> [RECORDS FOR THIS EXERCISE]
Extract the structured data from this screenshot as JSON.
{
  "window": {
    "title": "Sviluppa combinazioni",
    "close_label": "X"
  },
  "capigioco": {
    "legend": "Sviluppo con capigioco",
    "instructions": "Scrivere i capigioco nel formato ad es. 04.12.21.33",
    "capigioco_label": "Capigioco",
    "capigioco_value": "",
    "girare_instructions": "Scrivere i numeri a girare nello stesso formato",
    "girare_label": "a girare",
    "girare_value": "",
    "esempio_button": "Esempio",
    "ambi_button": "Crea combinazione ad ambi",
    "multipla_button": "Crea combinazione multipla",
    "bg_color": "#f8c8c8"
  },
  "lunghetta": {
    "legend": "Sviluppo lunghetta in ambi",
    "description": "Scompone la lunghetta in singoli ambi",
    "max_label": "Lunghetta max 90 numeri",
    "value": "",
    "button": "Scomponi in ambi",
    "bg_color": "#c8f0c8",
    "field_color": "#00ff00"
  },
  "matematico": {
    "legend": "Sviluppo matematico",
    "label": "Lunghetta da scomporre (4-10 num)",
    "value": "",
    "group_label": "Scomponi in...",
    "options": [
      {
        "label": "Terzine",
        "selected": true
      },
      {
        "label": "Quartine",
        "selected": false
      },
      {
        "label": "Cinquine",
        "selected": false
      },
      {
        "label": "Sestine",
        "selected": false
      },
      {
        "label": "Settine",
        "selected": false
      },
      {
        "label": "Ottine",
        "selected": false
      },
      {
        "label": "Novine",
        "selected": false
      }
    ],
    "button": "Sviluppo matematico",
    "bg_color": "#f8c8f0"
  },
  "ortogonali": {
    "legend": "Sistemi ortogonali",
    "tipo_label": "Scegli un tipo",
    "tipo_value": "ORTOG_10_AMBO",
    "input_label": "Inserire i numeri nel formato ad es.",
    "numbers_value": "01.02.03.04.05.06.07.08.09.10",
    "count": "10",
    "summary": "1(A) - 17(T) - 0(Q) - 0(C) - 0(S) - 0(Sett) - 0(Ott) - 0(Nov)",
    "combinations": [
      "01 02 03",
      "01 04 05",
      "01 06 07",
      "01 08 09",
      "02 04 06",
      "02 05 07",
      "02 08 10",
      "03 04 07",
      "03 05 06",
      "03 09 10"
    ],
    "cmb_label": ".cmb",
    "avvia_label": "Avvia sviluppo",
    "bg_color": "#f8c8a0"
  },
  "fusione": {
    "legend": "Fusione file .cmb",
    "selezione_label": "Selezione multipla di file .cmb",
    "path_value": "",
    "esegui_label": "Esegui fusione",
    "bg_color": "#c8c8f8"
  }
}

> [REQUIRED WORK] Within the data above, pick out all lines holding the word "legend".

> [ANSWER TO THIS EXERCISE]
    "legend": "Sviluppo con capigioco",
    "legend": "Sviluppo lunghetta in ambi",
    "legend": "Sviluppo matematico",
    "legend": "Sistemi ortogonali",
    "legend": "Fusione file .cmb",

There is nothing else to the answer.